* [TO DO]:
Extract each line where the string "Price" shows up.

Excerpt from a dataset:
================================

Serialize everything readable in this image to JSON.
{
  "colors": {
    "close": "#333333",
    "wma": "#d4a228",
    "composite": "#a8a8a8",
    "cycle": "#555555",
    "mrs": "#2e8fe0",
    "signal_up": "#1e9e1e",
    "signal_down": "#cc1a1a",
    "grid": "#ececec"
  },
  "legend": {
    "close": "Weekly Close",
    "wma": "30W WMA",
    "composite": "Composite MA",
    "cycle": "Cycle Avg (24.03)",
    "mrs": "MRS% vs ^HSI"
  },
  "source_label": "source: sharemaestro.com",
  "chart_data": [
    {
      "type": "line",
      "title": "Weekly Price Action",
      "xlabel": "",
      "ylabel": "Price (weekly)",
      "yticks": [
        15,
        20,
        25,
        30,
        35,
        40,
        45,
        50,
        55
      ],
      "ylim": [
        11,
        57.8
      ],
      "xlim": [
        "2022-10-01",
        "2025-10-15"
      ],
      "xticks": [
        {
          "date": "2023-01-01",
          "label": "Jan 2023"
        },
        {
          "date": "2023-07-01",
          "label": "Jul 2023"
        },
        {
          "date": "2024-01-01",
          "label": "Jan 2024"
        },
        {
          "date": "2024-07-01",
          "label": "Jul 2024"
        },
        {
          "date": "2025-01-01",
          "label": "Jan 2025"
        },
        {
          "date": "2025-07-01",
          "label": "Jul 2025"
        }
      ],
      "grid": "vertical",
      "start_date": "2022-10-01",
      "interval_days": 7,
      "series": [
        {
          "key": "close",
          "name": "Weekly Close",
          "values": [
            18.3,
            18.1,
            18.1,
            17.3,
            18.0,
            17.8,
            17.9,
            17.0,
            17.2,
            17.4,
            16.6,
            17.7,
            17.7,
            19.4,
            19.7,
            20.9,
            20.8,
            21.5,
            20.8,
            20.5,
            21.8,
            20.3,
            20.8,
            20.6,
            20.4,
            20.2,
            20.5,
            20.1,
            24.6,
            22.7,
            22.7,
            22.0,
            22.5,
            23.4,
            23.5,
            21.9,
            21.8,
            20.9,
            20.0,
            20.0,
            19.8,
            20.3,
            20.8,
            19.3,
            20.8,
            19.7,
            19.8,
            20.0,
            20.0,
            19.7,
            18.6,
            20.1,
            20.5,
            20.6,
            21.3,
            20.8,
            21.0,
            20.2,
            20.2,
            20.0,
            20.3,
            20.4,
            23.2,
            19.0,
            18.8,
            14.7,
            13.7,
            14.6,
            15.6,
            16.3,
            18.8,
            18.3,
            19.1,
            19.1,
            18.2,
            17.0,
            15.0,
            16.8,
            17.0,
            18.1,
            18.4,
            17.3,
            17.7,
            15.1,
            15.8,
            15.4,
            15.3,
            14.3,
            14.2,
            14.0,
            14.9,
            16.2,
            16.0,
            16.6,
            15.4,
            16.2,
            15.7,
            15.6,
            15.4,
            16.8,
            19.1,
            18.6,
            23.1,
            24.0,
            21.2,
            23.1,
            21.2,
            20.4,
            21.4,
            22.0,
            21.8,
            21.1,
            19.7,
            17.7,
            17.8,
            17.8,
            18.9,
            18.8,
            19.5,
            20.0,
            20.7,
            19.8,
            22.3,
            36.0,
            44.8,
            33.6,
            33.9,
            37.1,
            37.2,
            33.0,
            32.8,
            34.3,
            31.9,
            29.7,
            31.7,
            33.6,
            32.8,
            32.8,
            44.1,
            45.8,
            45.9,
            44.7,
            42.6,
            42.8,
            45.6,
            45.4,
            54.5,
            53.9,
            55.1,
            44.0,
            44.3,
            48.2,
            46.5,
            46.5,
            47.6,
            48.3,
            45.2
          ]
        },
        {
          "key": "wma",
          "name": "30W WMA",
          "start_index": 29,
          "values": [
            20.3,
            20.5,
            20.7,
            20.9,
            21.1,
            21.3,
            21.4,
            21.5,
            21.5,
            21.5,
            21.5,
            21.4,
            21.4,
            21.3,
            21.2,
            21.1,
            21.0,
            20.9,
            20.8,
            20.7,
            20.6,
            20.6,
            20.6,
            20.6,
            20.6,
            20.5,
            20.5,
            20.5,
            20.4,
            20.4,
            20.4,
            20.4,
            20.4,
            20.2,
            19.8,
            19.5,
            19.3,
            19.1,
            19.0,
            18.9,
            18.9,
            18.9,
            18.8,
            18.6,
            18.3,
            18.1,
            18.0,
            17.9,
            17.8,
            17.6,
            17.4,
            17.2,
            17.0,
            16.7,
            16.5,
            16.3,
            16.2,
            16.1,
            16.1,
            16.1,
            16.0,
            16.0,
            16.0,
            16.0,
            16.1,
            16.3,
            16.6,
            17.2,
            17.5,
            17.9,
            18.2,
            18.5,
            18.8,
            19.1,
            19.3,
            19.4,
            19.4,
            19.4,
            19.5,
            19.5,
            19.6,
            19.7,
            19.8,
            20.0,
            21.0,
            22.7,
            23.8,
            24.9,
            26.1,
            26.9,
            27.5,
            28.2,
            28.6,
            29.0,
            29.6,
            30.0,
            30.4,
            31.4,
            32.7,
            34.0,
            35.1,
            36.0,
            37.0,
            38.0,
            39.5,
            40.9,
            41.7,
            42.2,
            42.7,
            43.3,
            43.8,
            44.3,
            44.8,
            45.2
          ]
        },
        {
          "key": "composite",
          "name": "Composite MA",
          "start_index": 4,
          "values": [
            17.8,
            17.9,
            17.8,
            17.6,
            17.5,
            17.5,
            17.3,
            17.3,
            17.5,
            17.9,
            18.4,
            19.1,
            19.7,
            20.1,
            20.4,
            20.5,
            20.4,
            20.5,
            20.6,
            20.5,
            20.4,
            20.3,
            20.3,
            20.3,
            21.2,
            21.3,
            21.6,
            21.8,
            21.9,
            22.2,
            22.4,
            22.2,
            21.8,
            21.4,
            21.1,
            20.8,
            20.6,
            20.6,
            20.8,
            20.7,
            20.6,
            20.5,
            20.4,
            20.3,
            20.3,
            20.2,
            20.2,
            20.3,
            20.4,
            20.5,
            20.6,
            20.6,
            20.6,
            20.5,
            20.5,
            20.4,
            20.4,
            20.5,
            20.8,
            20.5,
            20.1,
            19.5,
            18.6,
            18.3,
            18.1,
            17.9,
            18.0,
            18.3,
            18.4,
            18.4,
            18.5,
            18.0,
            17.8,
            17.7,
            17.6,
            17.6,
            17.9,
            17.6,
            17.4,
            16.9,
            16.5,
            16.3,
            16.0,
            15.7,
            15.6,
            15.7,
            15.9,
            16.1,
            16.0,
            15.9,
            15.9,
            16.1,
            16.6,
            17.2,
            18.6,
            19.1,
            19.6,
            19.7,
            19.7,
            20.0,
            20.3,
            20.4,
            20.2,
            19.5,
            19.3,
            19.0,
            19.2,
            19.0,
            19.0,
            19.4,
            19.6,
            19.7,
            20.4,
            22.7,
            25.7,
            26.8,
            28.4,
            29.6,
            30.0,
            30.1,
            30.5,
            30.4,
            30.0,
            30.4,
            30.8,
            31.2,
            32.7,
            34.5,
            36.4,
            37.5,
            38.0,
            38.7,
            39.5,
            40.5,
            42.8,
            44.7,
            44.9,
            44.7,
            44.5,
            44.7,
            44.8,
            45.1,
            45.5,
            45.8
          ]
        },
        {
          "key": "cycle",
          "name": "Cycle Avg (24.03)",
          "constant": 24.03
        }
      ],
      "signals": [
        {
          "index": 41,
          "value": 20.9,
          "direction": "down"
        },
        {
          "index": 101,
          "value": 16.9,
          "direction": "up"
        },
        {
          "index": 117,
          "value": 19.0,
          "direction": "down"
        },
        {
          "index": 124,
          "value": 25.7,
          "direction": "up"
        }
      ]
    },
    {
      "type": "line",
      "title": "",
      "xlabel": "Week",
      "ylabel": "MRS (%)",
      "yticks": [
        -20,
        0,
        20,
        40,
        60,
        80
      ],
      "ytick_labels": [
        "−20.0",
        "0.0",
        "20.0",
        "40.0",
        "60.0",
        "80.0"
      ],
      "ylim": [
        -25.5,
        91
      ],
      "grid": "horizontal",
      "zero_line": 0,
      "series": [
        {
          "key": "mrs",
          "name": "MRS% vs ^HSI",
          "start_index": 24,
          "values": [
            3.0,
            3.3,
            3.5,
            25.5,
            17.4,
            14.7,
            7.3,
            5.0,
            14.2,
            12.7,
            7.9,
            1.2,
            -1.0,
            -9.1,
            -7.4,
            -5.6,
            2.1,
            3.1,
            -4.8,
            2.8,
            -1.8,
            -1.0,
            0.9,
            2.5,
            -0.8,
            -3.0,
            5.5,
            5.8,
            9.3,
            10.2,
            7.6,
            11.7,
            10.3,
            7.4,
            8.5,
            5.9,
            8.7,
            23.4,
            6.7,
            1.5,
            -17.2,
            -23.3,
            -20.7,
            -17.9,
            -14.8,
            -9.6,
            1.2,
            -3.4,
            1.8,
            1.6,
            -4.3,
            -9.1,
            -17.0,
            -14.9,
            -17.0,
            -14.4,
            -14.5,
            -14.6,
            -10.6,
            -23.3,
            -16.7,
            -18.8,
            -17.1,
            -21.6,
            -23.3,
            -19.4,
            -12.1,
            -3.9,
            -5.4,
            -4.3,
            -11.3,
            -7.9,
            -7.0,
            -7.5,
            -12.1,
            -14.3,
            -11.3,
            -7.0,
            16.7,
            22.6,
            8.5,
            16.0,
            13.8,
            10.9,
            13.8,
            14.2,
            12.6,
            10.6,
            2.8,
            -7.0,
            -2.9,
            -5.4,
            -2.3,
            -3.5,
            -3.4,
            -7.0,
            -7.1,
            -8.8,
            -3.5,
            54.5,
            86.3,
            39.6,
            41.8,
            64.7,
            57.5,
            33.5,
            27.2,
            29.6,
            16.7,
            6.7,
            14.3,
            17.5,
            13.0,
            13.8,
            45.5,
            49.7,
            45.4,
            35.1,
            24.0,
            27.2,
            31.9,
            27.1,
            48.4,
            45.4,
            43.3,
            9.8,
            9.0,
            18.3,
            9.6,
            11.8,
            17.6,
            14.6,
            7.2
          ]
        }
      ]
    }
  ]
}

================================

* [ANSWER FOR THIS EXERCISE]:
      "title": "Weekly Price Action",
      "ylabel": "Price (weekly)",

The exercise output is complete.